======== SOURCE RECORDS
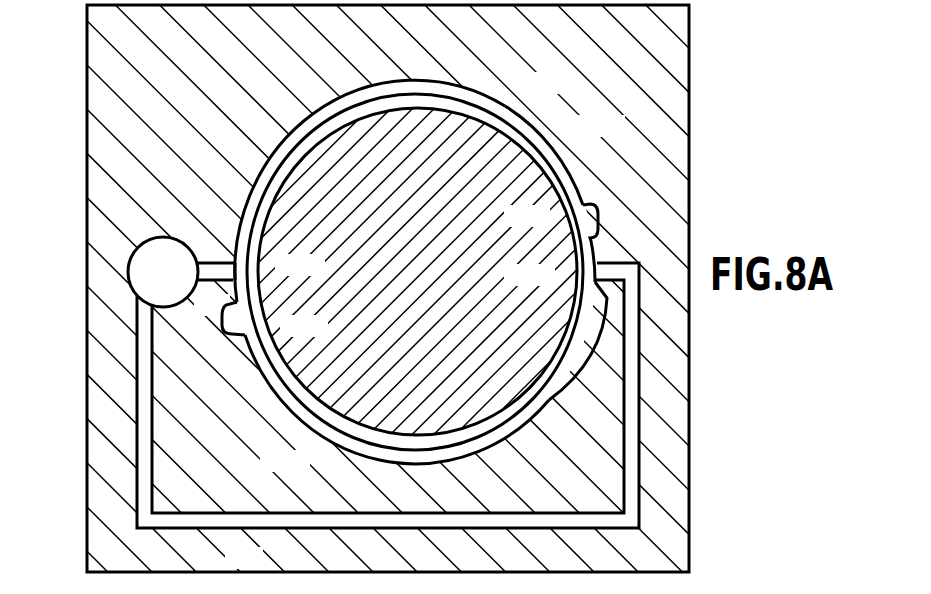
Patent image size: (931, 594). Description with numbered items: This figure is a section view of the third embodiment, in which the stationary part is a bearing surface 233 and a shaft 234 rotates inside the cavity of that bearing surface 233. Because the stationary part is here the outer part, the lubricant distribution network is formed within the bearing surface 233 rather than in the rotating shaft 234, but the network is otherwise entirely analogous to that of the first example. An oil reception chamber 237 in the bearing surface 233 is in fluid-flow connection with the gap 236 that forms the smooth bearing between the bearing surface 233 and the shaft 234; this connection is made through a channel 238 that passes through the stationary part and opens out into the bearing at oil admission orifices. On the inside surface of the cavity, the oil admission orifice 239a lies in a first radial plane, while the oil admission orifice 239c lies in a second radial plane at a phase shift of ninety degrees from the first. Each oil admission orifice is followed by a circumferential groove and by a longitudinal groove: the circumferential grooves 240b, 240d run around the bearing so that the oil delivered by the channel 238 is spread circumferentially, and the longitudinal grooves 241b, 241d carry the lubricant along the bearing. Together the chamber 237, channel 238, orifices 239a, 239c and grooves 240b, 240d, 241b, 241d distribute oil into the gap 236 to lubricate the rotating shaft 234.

The bearing surface 233 is at (105, 122).
The shaft 234 is at (423, 282).
The gap 236 is at (498, 122).
The oil reception chamber 237 is at (180, 280).
The channel 238 is at (237, 287).
The oil admission orifice 239a is at (252, 262).
The oil admission orifice 239c is at (590, 270).
The circumferential groove 240b is at (559, 153).
The circumferential groove 240d is at (323, 440).
The longitudinal groove 241b is at (590, 222).
The longitudinal groove 241d is at (255, 330).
================
**WHAT YOU SHOULD DO**
Transcribe all of the material word for word, without the pictures.

**CORRECT RESULT**
Patent image size: (931, 594). Description with numbered items: This figure is a section view of the third embodiment, in which the stationary part is a bearing surface 233 and a shaft 234 rotates inside the cavity of that bearing surface 233. Because the stationary part is here the outer part, the lubricant distribution network is formed within the bearing surface 233 rather than in the rotating shaft 234, but the network is otherwise entirely analogous to that of the first example. An oil reception chamber 237 in the bearing surface 233 is in fluid-flow connection with the gap 236 that forms the smooth bearing between the bearing surface 233 and the shaft 234; this connection is made through a channel 238 that passes through the stationary part and opens out into the bearing at oil admission orifices. On the inside surface of the cavity, the oil admission orifice 239a lies in a first radial plane, while the oil admission orifice 239c lies in a second radial plane at a phase shift of ninety degrees from the first. Each oil admission orifice is followed by a circumferential groove and by a longitudinal groove: the circumferential grooves 240b, 240d run around the bearing so that the oil delivered by the channel 238 is spread circumferentially, and the longitudinal grooves 241b, 241d carry the lubricant along the bearing. Together the chamber 237, channel 238, orifices 239a, 239c and grooves 240b, 240d, 241b, 241d distribute oil into the gap 236 to lubricate the rotating shaft 234.

The bearing surface 233 is at (105, 122).
The shaft 234 is at (423, 282).
The gap 236 is at (498, 122).
The oil reception chamber 237 is at (180, 280).
The channel 238 is at (237, 287).
The oil admission orifice 239a is at (252, 262).
The oil admission orifice 239c is at (590, 270).
The circumferential groove 240b is at (559, 153).
The circumferential groove 240d is at (323, 440).
The longitudinal groove 241b is at (590, 222).
The longitudinal groove 241d is at (255, 330).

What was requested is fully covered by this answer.